• [Given exercise]
Without the pictures, copy the entries below word for word.

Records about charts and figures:
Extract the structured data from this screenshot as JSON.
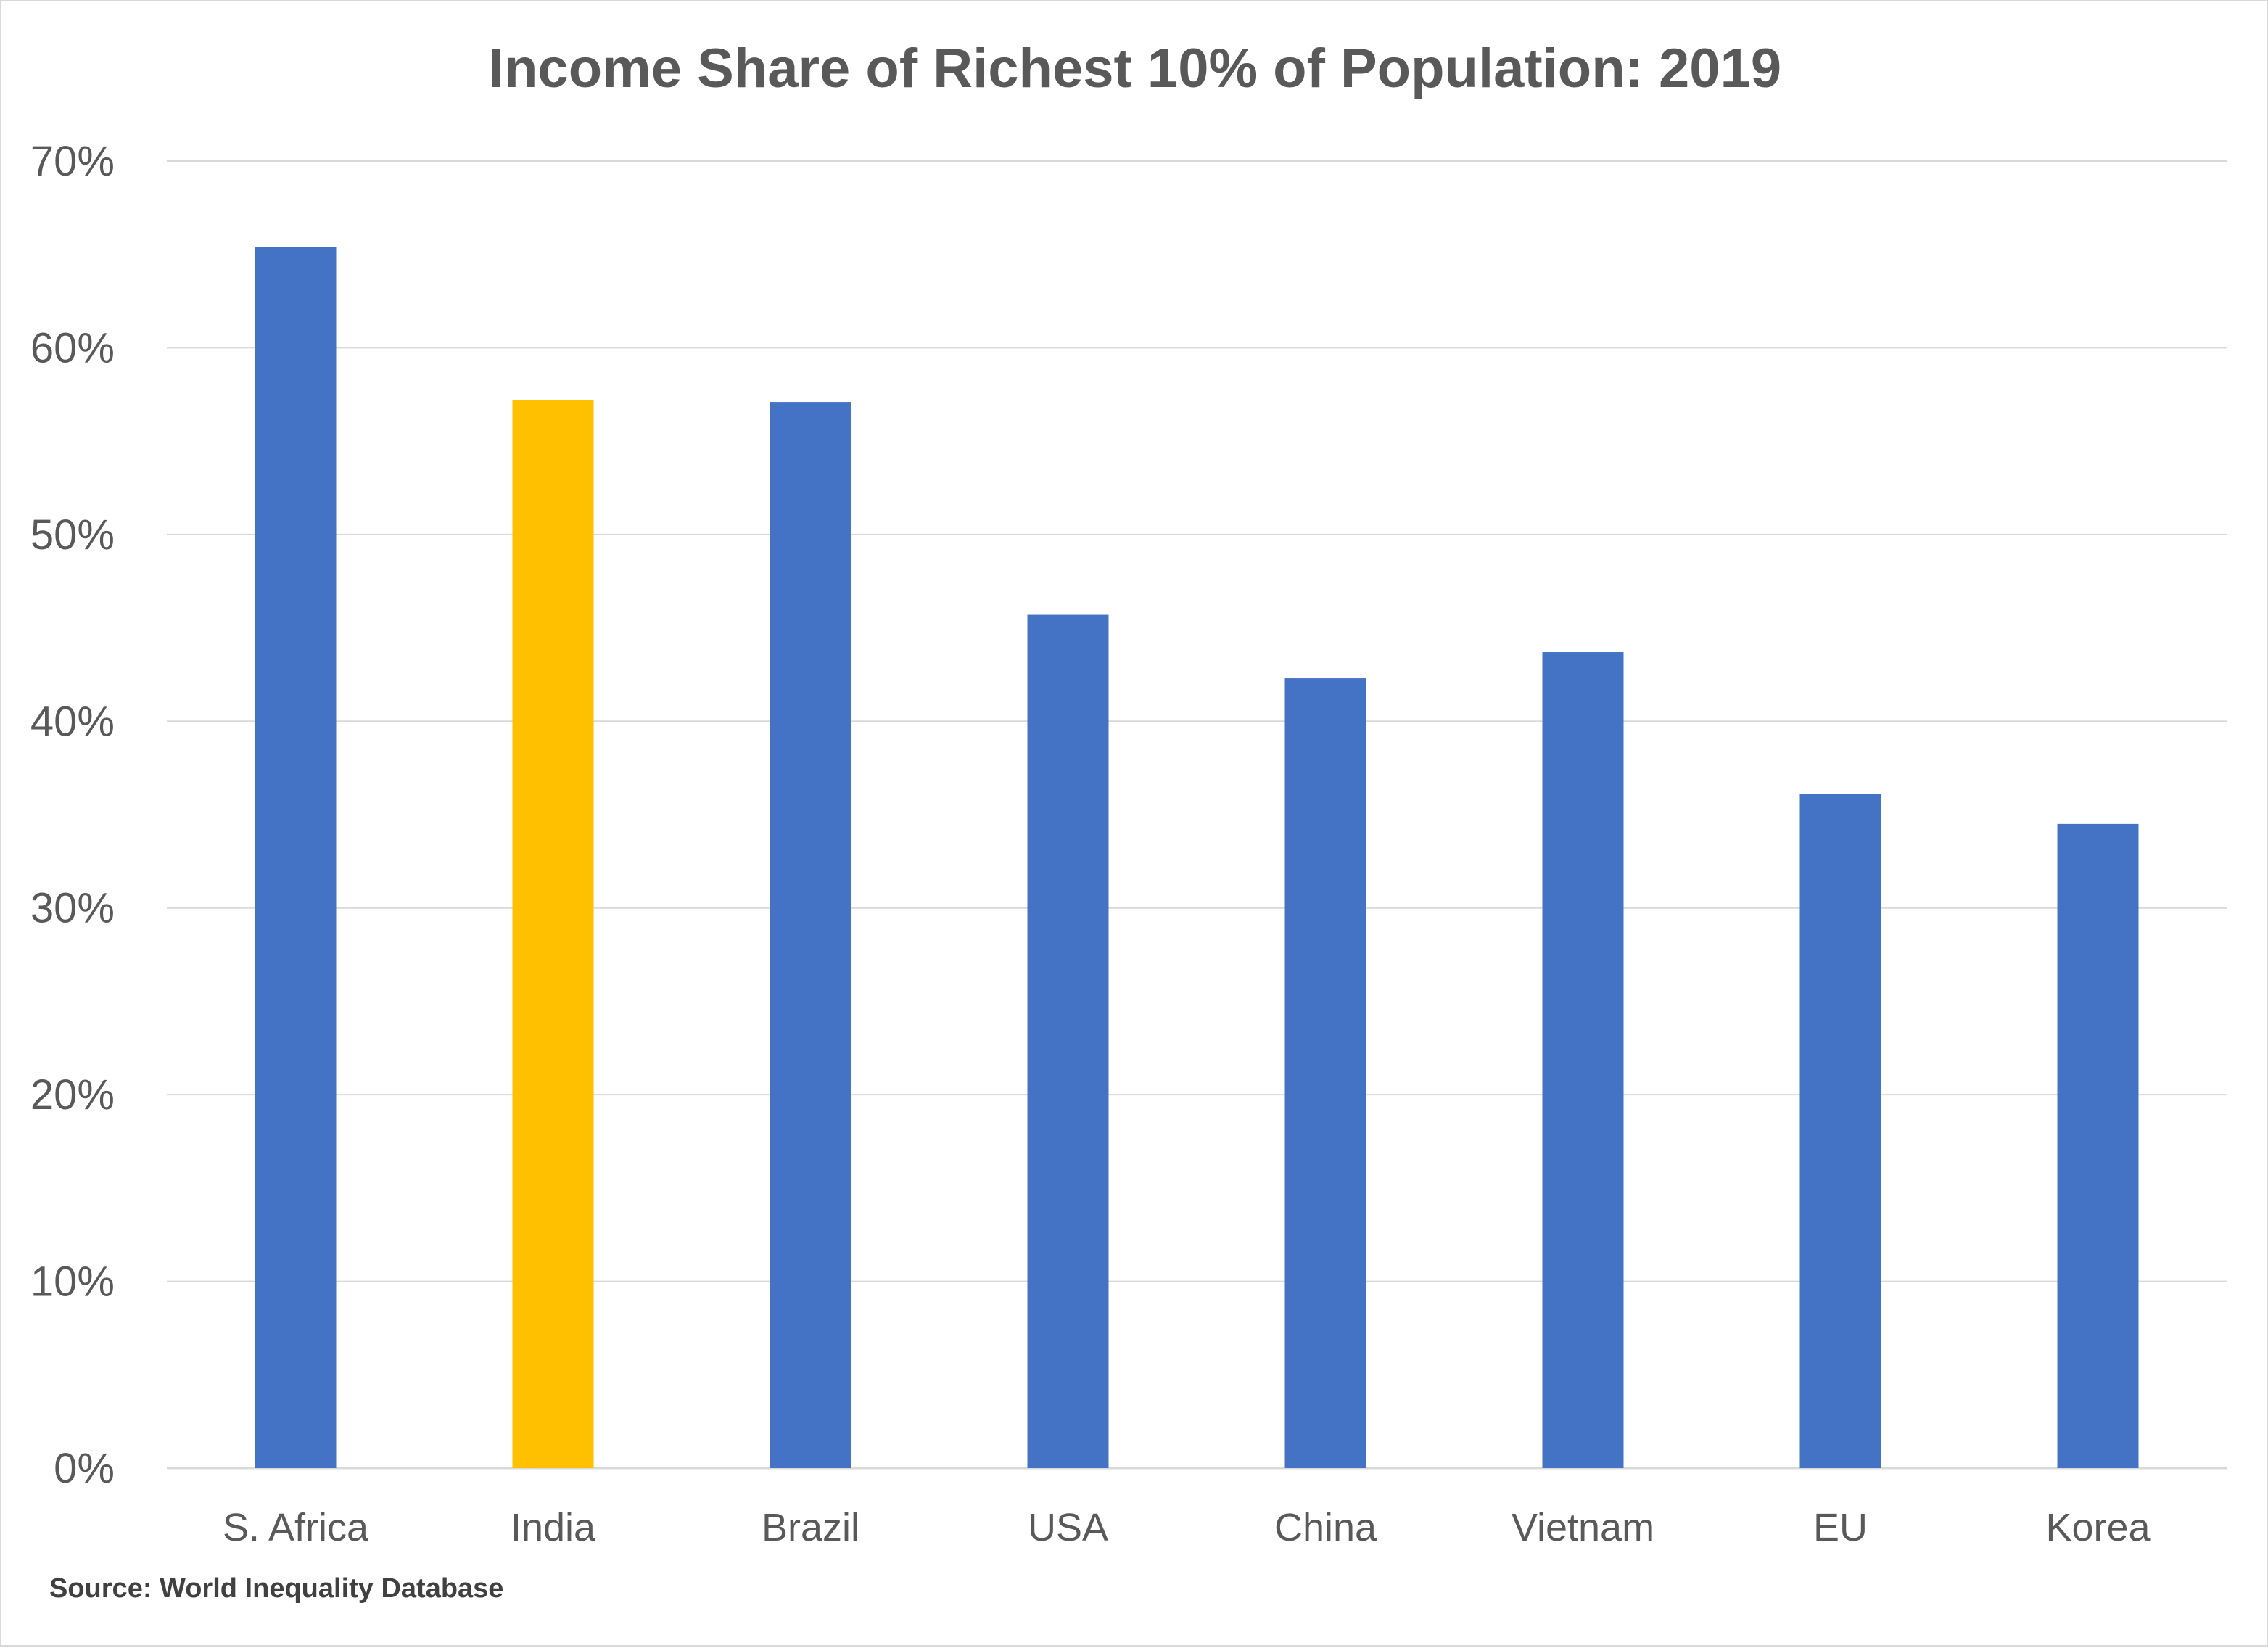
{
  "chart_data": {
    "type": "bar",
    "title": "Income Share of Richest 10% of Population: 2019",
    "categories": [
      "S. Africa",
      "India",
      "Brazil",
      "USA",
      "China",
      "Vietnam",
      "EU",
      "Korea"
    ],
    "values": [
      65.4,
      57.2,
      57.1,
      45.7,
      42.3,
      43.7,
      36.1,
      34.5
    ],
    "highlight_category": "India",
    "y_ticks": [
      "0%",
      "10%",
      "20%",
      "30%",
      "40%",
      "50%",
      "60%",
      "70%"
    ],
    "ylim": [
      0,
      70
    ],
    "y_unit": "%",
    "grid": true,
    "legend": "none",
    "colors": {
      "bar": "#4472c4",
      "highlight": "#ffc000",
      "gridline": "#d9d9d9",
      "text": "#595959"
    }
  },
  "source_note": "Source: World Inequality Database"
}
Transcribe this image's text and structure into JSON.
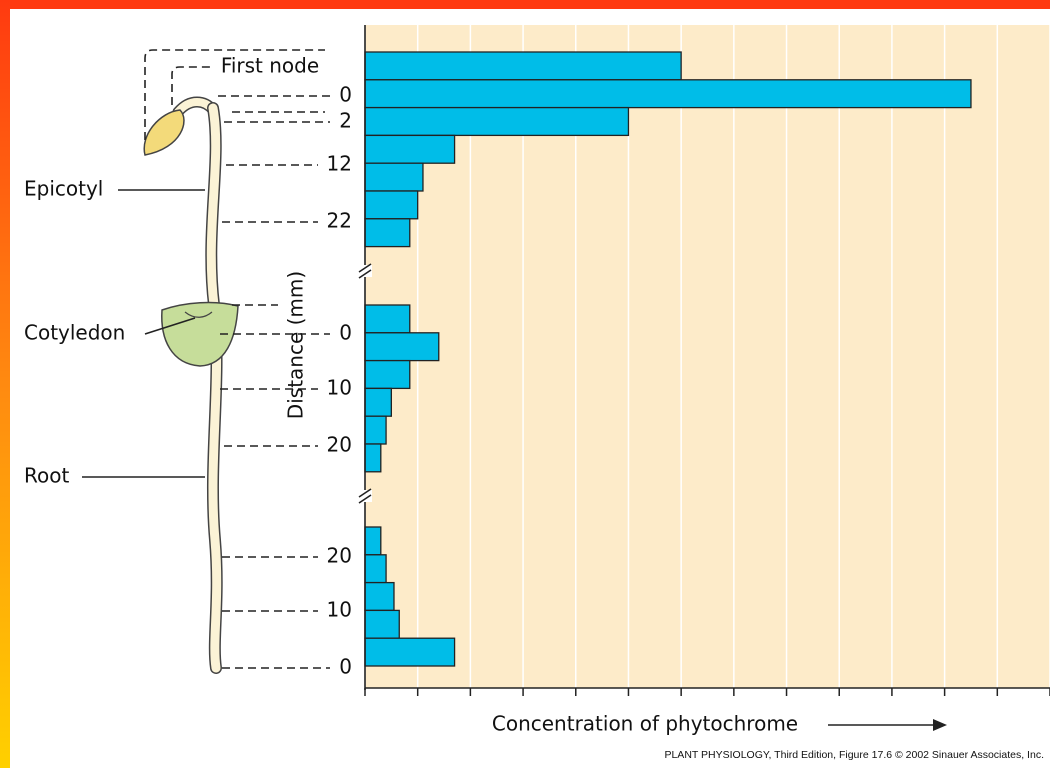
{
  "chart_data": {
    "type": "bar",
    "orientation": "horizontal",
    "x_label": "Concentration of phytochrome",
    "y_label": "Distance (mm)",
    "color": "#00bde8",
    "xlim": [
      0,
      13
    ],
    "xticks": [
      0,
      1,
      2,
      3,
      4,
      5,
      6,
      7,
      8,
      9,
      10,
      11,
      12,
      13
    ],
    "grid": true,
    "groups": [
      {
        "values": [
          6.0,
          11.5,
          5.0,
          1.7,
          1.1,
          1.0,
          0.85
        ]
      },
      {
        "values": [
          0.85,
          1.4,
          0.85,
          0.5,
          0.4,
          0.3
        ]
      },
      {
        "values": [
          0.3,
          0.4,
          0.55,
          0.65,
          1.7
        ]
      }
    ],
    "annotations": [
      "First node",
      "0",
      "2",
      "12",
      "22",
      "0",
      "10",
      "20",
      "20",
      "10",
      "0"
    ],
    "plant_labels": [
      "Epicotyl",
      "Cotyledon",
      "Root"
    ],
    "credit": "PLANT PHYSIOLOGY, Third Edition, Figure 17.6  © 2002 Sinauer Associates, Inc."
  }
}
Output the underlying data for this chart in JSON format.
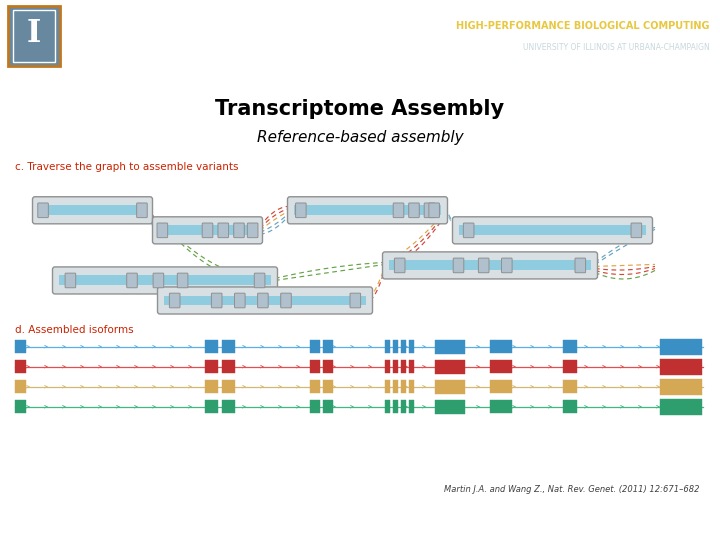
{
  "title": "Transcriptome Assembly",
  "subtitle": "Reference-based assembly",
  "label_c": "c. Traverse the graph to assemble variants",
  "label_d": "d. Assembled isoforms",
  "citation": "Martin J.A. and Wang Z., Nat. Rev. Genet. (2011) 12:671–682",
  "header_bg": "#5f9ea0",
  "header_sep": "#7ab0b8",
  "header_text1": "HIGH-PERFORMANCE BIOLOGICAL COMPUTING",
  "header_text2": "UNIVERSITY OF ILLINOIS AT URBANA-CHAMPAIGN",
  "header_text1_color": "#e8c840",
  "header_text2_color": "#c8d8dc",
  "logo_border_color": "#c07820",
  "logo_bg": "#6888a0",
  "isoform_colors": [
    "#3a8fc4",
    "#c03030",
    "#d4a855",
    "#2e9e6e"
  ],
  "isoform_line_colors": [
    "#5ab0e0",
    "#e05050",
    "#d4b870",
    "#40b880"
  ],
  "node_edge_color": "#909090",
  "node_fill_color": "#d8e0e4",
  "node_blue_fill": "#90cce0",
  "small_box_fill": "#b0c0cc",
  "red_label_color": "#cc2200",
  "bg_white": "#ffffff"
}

• [Output for this task]
Extract the structured data from this screenshot as JSON.
{
  "chart_data": {
    "type": "bar",
    "title": "Income Share of Richest 10% of Population: 2019",
    "categories": [
      "S. Africa",
      "India",
      "Brazil",
      "USA",
      "China",
      "Vietnam",
      "EU",
      "Korea"
    ],
    "values": [
      65.4,
      57.2,
      57.1,
      45.7,
      42.3,
      43.7,
      36.1,
      34.5
    ],
    "highlight_category": "India",
    "y_ticks": [
      "0%",
      "10%",
      "20%",
      "30%",
      "40%",
      "50%",
      "60%",
      "70%"
    ],
    "ylim": [
      0,
      70
    ],
    "y_unit": "%",
    "grid": true,
    "legend": "none",
    "colors": {
      "bar": "#4472c4",
      "highlight": "#ffc000",
      "gridline": "#d9d9d9",
      "text": "#595959"
    }
  },
  "source_note": "Source: World Inequality Database"
}
Transcribe this image's text and structure into JSON.
{
  "chart_data": {
    "type": "bar",
    "orientation": "horizontal",
    "x_label": "Concentration of phytochrome",
    "y_label": "Distance (mm)",
    "color": "#00bde8",
    "xlim": [
      0,
      13
    ],
    "xticks": [
      0,
      1,
      2,
      3,
      4,
      5,
      6,
      7,
      8,
      9,
      10,
      11,
      12,
      13
    ],
    "grid": true,
    "groups": [
      {
        "values": [
          6.0,
          11.5,
          5.0,
          1.7,
          1.1,
          1.0,
          0.85
        ]
      },
      {
        "values": [
          0.85,
          1.4,
          0.85,
          0.5,
          0.4,
          0.3
        ]
      },
      {
        "values": [
          0.3,
          0.4,
          0.55,
          0.65,
          1.7
        ]
      }
    ],
    "annotations": [
      "First node",
      "0",
      "2",
      "12",
      "22",
      "0",
      "10",
      "20",
      "20",
      "10",
      "0"
    ],
    "plant_labels": [
      "Epicotyl",
      "Cotyledon",
      "Root"
    ],
    "credit": "PLANT PHYSIOLOGY, Third Edition, Figure 17.6  © 2002 Sinauer Associates, Inc."
  }
}
Output the underlying data for this chart in JSON format.
{
  "title": "Transcriptome Assembly",
  "subtitle": "Reference-based assembly",
  "label_c": "c. Traverse the graph to assemble variants",
  "label_d": "d. Assembled isoforms",
  "citation": "Martin J.A. and Wang Z., Nat. Rev. Genet. (2011) 12:671–682",
  "header_bg": "#5f9ea0",
  "header_sep": "#7ab0b8",
  "header_text1": "HIGH-PERFORMANCE BIOLOGICAL COMPUTING",
  "header_text2": "UNIVERSITY OF ILLINOIS AT URBANA-CHAMPAIGN",
  "header_text1_color": "#e8c840",
  "header_text2_color": "#c8d8dc",
  "logo_border_color": "#c07820",
  "logo_bg": "#6888a0",
  "isoform_colors": [
    "#3a8fc4",
    "#c03030",
    "#d4a855",
    "#2e9e6e"
  ],
  "isoform_line_colors": [
    "#5ab0e0",
    "#e05050",
    "#d4b870",
    "#40b880"
  ],
  "node_edge_color": "#909090",
  "node_fill_color": "#d8e0e4",
  "node_blue_fill": "#90cce0",
  "small_box_fill": "#b0c0cc",
  "red_label_color": "#cc2200",
  "bg_white": "#ffffff"
}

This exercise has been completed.